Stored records
━━━━━━━━━━━━━━━━
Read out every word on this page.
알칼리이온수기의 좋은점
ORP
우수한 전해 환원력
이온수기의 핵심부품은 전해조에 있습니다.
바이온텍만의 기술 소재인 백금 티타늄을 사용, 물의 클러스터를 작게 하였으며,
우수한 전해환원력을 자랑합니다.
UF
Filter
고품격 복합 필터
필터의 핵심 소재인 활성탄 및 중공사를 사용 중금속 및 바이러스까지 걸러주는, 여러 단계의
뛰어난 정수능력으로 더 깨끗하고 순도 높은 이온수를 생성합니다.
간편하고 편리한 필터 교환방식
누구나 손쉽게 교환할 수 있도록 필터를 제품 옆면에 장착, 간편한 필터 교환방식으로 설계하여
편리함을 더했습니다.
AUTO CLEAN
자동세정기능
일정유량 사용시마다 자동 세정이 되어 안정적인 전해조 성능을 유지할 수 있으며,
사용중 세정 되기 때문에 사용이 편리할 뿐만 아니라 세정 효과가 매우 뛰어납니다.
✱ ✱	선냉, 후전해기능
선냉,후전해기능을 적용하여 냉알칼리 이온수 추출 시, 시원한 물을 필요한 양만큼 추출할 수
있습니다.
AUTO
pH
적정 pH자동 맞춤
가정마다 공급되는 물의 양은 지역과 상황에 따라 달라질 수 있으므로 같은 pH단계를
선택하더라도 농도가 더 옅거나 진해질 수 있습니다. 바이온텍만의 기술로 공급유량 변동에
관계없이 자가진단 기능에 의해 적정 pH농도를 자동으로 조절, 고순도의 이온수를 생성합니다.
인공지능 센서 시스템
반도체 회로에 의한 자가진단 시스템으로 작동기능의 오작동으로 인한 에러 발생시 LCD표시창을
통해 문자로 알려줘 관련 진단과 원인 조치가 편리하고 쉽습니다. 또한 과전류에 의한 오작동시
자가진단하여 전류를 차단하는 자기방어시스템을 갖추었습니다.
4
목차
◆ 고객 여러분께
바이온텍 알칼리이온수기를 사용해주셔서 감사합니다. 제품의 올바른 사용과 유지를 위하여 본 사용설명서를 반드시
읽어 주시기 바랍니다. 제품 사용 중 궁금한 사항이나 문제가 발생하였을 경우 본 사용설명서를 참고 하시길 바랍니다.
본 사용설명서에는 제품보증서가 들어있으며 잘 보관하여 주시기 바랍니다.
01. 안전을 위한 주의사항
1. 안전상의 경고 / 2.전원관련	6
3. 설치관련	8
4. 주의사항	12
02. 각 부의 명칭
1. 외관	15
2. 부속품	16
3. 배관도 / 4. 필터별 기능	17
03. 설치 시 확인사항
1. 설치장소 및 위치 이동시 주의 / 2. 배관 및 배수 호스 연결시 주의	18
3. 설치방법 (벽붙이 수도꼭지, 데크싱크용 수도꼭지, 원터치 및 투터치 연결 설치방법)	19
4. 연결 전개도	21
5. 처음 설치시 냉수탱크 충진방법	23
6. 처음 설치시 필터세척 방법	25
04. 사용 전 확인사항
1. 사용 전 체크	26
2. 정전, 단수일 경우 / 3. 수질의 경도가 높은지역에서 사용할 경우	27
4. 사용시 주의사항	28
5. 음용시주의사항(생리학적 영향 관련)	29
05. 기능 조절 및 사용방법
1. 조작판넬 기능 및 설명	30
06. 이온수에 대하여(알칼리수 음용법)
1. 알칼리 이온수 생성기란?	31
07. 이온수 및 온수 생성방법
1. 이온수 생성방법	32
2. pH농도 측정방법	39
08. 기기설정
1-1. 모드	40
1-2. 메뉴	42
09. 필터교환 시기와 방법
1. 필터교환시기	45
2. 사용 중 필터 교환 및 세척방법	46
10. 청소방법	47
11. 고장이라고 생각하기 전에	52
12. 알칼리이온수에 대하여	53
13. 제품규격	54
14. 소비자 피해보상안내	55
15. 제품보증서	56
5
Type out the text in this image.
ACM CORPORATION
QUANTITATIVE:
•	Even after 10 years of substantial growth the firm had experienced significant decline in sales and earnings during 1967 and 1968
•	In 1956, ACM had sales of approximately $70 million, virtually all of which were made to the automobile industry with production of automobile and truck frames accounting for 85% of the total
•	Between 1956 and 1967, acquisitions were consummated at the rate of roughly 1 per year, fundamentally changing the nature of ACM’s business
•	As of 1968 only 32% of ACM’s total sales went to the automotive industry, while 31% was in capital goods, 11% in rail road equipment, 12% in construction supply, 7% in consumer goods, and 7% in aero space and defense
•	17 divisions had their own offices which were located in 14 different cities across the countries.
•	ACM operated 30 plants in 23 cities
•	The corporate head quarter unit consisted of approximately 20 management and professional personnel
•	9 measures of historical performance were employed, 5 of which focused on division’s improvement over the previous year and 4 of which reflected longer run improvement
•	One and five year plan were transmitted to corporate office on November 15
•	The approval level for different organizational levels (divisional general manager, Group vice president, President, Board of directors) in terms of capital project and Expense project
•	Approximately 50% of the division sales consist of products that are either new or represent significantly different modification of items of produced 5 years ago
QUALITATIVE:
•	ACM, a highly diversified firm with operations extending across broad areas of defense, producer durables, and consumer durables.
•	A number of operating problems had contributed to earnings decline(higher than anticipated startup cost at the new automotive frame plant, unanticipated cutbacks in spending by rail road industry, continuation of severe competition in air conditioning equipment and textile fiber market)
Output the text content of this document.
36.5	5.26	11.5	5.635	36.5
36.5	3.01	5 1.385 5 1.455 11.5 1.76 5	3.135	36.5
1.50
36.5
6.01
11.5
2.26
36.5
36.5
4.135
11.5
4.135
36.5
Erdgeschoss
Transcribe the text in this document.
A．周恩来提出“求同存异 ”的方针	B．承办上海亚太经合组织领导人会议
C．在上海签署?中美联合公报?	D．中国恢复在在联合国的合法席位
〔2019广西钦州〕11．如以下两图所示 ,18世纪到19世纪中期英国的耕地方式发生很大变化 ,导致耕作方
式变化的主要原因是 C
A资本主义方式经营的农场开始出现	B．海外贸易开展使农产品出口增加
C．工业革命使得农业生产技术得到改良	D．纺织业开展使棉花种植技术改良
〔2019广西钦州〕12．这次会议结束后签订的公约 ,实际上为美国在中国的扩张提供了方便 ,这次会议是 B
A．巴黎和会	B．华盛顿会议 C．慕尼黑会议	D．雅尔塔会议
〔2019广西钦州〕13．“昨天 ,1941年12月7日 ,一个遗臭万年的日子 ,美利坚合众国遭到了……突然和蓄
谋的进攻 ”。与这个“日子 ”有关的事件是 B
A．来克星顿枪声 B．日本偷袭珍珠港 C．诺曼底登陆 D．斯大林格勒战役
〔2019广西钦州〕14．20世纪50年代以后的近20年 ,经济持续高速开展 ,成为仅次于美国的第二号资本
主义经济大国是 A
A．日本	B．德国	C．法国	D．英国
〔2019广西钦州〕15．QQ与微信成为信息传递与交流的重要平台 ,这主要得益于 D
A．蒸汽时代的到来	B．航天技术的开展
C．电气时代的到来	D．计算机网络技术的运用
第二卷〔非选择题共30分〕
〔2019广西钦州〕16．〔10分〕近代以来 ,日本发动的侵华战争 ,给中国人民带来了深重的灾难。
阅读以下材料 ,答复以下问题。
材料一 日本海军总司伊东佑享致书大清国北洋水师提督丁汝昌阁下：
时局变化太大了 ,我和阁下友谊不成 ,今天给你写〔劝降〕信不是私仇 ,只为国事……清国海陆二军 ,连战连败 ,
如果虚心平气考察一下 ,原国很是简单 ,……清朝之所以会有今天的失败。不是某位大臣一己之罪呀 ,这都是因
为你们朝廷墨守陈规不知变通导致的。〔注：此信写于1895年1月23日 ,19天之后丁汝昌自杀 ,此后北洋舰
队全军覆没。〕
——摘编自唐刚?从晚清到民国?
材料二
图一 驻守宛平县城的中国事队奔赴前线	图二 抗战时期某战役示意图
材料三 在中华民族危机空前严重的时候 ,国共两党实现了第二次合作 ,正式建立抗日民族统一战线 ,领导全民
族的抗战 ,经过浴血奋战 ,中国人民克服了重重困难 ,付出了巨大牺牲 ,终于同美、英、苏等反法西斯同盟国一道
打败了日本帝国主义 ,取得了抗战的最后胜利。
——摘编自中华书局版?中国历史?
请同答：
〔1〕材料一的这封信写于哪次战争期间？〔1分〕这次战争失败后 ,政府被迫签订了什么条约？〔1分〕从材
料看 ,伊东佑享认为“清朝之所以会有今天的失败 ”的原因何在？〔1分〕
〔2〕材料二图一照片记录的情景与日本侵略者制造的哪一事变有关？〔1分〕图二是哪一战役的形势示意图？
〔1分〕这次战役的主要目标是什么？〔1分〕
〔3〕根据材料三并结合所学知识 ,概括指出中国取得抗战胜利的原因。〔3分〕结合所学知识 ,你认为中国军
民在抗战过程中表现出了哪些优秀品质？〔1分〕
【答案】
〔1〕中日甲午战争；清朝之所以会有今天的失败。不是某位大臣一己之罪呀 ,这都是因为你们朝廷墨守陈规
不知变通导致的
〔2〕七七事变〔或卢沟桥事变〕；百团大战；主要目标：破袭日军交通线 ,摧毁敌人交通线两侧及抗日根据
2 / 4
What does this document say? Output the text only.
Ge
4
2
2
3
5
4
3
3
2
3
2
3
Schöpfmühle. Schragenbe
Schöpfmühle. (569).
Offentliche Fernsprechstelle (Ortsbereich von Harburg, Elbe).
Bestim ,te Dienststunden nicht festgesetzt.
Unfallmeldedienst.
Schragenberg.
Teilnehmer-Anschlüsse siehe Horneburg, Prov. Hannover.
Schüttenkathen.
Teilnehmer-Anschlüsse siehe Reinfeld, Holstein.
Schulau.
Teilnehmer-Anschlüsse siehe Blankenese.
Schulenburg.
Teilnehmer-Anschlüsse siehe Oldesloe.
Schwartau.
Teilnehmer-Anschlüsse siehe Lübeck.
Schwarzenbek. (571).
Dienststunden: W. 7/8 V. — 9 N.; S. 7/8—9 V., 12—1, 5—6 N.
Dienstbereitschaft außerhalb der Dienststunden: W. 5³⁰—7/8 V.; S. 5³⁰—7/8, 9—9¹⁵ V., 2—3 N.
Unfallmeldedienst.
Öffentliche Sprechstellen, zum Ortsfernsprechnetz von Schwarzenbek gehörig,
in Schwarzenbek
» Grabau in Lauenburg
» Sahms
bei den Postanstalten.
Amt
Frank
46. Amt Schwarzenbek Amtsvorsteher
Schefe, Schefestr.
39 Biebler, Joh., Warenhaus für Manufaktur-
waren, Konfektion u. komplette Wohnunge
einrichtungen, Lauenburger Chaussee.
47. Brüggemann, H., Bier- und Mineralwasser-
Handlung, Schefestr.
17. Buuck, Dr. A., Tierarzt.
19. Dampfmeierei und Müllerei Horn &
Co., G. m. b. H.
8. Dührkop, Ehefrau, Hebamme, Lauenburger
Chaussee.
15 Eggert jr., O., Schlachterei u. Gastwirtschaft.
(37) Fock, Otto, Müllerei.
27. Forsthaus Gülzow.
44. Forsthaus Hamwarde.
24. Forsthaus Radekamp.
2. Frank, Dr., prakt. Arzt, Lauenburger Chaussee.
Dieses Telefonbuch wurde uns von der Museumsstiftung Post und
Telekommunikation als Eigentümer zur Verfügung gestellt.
━━━━━━━━━━━━━━━━
DESCRIPTION OF THE TASK
Write out every line of the listing that holds the word "있습니다".

REPLY
이온수기의 핵심부품은 전해조에 있습니다.
있습니다.
선택하더라도 농도가 더 옅거나 진해질 수 있습니다. 바이온텍만의 기술로 공급유량 변동에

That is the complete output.